Text for analysis Block Start

Under drought stress, exogenous application of GABA can significantly increase the activities of SOD, POD, and CAT in maize leaves, and reduce the accumulation of MDA, thereby alleviating the damage to the cell membrane caused by drought stress and reducing the relative conductivity of leaves.
In addition, the increase of the content of osmotic adjustment substances can improve the water absorption and water retention capacity of cells and maintain the normal shape of cells.
At the same time, exogenous application of GABA can significantly reduce the photochemical damage of leaves, alleviate the negative effects of drought stress on chlorophyll and photosynthesis, and restore the growth of maize seedlings.
Exogenous application of GABA can also increase the transpiration rate, net photosynthetic rate, and stomatal conductance of leaves, alleviate the effect of drought stress on the photosynthesis of seedlings, and improve the adaptability of plants under drought stress.
γ-aminobutyric acid (γ-aminobutyric acid, GABA) is a four-carbon non-protein amino acid that exists in various organisms in a free state.

Text for analysis Block End
Entries shown Block Start

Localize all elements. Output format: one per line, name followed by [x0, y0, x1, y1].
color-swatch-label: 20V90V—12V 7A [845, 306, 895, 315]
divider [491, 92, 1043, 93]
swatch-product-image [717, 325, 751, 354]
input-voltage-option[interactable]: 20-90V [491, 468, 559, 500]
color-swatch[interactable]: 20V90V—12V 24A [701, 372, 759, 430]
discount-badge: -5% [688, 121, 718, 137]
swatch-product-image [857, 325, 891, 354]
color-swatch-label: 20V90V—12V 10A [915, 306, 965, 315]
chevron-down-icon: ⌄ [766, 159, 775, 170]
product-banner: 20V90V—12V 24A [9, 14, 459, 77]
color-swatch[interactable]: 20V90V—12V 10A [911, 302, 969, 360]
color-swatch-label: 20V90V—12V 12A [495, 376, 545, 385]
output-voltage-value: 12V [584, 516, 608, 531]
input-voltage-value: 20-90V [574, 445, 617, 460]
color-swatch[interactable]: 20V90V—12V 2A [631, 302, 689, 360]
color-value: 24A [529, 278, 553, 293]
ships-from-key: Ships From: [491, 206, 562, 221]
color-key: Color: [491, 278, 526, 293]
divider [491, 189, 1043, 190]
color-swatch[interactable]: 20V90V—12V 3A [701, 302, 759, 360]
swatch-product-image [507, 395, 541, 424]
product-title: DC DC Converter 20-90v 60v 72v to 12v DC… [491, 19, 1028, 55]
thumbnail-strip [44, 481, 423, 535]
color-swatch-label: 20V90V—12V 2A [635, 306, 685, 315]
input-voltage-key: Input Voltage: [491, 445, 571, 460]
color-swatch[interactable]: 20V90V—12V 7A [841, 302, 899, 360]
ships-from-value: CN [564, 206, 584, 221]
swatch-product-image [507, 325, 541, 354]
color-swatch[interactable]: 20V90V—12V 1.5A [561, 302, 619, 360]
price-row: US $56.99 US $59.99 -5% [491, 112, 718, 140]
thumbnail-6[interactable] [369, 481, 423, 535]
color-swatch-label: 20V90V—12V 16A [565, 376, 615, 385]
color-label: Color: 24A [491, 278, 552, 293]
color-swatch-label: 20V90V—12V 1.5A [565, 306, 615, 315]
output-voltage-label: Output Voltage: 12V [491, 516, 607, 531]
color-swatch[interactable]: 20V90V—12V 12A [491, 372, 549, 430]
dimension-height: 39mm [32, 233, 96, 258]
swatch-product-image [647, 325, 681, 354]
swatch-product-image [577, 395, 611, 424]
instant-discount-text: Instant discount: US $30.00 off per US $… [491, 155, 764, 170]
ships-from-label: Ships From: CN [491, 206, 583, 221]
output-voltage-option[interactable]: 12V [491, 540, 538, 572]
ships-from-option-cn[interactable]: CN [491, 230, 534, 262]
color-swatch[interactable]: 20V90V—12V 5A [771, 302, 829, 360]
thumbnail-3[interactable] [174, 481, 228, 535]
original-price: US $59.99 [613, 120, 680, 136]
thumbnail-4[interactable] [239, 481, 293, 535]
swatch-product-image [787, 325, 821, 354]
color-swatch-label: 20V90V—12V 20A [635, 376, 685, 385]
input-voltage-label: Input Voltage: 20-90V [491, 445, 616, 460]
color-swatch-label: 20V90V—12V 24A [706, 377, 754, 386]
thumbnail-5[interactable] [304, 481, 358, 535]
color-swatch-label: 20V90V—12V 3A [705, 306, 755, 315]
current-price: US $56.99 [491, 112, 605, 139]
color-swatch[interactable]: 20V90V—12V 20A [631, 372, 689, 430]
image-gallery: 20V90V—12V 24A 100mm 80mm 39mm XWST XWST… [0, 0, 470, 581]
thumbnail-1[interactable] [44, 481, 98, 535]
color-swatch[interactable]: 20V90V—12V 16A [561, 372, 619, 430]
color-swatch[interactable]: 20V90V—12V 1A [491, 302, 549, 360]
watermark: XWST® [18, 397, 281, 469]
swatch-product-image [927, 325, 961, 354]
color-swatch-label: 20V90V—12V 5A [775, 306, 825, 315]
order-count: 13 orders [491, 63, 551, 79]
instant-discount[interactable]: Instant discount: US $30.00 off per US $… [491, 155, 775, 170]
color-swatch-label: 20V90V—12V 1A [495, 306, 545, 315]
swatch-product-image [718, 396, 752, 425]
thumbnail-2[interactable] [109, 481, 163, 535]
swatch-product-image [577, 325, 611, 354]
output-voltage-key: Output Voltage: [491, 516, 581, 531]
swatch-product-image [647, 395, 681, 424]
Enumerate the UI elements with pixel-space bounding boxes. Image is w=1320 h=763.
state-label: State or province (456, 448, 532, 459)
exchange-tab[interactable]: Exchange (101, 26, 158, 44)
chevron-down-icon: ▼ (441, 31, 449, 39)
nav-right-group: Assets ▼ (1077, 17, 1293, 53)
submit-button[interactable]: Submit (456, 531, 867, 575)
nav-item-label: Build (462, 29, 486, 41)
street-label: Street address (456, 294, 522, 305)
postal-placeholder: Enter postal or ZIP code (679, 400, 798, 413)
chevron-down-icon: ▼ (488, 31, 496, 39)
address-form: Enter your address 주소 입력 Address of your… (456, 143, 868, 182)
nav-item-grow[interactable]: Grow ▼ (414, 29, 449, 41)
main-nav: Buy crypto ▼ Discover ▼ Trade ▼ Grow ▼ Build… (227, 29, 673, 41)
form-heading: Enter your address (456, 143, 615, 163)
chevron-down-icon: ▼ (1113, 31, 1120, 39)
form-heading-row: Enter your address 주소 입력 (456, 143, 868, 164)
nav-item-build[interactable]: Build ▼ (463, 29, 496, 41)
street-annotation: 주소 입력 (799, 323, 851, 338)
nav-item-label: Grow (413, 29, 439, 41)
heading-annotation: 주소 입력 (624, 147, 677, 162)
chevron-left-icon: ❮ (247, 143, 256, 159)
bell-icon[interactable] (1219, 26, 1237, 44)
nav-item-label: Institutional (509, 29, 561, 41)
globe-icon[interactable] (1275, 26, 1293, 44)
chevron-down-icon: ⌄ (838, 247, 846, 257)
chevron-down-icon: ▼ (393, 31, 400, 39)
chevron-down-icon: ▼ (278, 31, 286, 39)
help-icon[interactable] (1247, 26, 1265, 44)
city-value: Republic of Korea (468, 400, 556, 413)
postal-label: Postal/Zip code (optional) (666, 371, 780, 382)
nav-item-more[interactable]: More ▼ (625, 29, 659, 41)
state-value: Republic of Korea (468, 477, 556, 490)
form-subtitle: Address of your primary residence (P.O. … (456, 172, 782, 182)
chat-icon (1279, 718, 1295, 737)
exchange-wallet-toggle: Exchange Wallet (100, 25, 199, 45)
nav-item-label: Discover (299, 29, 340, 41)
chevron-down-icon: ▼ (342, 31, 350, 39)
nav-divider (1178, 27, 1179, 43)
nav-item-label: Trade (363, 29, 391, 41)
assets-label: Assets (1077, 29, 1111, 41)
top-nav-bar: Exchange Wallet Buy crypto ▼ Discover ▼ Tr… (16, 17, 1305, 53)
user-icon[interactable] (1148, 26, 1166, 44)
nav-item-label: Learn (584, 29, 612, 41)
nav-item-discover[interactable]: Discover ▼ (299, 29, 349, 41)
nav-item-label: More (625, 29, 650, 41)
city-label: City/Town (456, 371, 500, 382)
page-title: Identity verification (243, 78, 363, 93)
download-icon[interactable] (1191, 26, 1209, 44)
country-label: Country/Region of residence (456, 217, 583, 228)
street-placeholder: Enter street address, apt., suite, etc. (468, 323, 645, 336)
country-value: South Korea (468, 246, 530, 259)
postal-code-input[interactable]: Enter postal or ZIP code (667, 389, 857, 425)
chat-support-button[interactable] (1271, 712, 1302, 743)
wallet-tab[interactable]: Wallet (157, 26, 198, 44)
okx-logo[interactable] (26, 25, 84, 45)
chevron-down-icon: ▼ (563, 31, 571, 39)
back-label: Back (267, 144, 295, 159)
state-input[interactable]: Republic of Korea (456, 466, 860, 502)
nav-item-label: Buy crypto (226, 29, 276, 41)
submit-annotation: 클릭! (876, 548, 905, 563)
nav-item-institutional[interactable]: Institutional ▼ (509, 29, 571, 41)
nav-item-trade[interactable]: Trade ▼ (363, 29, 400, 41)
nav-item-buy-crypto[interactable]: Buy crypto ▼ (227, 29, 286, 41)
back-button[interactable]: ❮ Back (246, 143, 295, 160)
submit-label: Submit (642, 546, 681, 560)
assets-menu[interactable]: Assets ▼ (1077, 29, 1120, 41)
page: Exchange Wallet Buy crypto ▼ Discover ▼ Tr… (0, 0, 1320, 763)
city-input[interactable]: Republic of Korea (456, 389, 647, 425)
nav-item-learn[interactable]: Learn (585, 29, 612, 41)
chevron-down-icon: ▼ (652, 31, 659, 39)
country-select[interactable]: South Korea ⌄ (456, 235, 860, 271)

Entries shown Block End

Check your understanding
[a] Answer the following from the passage on GABA and drought stress in maize, one line each:
(i) Which enzyme activities in maize leaves does exogenous GABA significantly increase under drought stress?
(ii) Which three leaf parameters does exogenous GABA also increase?
(iii) What kind of amino acid is GABA?
[b] Extend the passage on GABA and drought stress in maize, starting right after its final sentence.
The rows are separate material and have no connection to the passage on GABA and drought stress in maize.

Responses in order
[a]
(i) SOD, POD, and CAT
(ii) Transpiration rate, net photosynthetic rate, and stomatal conductance
(iii) A four-carbon non-protein amino acid that exists in a free state in various organisms

[b]
In the abiotic stress of crops, GABA has the functions of maintaining the C/N balance in crops, acting as a signal transduction substance, improving the activity of antioxidant enzyme systems, and increasing the content of osmotic adjustment substances, so it is closely related to the regulation of crop stress resistance.
Under mild and severe drought stress, exogenous application of GABA can significantly increase the plant height, stem diameter, leaf area and whole plant dry and fresh weight of muskmelon seedlings, and alleviate the growth inhibition caused by drought stress.
In our study, exogenous application of GABA under drought stress can significantly restore the growth of maize seedlings and alleviate the inhibitory effect of drought stress, and the GABA concentration is the best when the concentration is 1mmol·L-1. The significant decrease in the root-to-shoot ratio also indicated that GABA promoted the aboveground part more than the underground part under drought stress.